• **WHAT NEEDS TO BE DONE**
For each line below that includes the word "hemicycle", make a copy.

• **EXTRACTED DATA**
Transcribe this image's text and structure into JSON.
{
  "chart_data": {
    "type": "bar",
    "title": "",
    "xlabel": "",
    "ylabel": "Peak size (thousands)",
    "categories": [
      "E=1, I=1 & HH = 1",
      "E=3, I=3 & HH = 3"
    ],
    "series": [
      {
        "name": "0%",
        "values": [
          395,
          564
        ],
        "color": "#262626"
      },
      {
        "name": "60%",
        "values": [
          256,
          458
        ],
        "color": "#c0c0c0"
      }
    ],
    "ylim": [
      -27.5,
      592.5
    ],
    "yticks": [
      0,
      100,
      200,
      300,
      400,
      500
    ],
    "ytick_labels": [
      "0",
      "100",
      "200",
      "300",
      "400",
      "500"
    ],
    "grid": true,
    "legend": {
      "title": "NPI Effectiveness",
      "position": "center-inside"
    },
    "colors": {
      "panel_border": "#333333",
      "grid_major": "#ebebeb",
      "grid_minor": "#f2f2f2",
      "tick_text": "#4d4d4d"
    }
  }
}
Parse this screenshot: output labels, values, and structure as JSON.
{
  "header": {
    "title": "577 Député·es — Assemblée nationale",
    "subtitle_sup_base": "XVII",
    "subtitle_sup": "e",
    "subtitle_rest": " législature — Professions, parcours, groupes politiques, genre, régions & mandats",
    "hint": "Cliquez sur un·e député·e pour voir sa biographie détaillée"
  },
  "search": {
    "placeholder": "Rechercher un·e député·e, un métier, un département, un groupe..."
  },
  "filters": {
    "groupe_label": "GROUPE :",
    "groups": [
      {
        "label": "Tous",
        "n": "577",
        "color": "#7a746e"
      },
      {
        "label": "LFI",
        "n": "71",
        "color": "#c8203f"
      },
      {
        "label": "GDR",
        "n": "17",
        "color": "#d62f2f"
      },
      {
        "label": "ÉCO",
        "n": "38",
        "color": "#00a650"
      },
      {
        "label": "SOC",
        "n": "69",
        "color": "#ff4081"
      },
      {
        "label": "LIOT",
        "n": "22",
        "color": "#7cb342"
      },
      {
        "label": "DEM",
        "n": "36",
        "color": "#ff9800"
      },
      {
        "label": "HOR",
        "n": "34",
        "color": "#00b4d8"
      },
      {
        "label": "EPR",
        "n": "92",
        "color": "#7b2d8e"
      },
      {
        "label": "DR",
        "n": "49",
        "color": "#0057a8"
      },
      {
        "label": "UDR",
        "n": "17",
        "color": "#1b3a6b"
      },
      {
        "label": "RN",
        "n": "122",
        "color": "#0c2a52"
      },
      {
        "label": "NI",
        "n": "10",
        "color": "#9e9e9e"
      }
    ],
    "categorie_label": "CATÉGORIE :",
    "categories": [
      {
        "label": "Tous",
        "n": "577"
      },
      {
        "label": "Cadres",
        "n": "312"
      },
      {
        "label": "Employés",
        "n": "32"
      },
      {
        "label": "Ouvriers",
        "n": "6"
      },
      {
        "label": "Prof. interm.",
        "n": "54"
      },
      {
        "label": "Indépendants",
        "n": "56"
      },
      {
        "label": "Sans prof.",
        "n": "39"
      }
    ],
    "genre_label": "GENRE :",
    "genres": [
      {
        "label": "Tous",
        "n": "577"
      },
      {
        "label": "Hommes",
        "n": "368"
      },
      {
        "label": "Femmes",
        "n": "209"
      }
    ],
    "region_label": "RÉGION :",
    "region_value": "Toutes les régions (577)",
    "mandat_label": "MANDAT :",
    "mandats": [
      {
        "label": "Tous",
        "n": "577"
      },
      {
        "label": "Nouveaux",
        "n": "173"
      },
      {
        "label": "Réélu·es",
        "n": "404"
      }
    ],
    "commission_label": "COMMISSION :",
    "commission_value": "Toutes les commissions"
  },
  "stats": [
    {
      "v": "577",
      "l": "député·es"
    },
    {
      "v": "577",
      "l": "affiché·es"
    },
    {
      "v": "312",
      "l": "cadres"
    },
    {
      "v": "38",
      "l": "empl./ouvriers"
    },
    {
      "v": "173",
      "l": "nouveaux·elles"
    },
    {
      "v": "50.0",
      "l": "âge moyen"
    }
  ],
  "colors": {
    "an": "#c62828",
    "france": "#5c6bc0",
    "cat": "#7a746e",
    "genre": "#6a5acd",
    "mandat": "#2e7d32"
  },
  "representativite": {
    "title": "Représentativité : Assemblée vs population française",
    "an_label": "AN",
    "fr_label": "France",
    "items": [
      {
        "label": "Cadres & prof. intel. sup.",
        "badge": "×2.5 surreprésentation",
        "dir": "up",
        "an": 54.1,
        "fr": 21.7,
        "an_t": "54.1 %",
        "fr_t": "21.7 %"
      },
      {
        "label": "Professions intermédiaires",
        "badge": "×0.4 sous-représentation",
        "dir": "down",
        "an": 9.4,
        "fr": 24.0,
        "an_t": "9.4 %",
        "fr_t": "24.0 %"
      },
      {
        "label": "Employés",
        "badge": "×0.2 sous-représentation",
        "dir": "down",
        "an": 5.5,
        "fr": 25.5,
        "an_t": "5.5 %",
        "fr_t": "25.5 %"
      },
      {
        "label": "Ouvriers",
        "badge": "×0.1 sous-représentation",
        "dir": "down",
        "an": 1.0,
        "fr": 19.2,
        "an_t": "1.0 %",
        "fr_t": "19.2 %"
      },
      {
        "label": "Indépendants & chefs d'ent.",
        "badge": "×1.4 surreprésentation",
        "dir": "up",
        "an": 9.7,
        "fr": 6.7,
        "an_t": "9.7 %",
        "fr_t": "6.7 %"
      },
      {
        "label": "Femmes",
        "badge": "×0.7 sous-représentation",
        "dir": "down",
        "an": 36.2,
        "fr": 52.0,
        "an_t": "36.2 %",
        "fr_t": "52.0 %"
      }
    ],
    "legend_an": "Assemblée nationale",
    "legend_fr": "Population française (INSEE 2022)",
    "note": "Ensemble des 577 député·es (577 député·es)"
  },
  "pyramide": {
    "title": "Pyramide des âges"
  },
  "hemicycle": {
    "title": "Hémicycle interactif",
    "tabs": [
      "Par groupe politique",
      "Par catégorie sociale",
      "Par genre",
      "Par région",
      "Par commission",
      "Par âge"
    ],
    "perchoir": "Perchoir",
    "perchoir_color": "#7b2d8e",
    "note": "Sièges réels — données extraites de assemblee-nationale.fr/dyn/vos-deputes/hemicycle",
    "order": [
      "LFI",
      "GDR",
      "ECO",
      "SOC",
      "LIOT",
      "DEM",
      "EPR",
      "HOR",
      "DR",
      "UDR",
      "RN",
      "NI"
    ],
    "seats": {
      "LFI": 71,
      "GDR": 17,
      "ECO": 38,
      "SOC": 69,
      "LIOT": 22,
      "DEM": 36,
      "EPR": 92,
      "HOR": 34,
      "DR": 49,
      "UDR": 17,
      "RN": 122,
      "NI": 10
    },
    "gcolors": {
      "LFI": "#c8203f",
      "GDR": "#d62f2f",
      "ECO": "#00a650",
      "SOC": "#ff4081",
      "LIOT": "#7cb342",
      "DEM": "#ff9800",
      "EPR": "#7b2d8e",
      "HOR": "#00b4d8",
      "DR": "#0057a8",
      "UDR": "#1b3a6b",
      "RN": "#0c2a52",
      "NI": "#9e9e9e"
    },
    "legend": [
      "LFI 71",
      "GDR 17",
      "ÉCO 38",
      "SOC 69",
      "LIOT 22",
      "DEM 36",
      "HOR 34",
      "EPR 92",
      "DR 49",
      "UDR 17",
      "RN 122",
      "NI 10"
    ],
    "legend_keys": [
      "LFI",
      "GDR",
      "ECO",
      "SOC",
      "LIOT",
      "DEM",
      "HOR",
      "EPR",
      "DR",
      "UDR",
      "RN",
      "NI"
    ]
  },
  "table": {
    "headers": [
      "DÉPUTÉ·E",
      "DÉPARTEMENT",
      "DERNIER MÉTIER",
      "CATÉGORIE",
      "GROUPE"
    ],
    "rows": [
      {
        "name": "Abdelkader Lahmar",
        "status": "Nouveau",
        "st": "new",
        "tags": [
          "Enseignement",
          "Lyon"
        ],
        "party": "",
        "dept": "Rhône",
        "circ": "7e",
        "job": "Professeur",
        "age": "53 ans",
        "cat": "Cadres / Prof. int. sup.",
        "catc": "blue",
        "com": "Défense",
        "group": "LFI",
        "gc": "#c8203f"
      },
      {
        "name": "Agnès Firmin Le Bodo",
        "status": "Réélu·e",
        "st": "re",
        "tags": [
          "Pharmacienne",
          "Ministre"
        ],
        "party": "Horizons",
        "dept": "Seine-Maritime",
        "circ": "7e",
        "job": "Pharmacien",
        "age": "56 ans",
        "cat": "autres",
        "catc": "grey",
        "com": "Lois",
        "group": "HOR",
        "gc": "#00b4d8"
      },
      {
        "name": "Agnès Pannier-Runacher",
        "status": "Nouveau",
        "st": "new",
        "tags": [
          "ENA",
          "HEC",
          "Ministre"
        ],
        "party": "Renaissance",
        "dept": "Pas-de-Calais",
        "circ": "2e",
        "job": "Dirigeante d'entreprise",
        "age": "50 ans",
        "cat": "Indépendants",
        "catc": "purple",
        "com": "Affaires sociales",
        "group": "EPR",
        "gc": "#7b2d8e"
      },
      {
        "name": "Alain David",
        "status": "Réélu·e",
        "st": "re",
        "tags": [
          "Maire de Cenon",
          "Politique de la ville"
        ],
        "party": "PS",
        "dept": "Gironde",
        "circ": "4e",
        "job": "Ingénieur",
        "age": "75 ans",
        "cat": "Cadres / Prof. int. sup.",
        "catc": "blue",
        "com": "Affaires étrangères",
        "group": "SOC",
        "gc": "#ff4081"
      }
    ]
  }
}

• **WRITTEN RESPONSE**
  "hemicycle": {
    "note": "Sièges réels — données extraites de assemblee-nationale.fr/dyn/vos-deputes/hemicycle",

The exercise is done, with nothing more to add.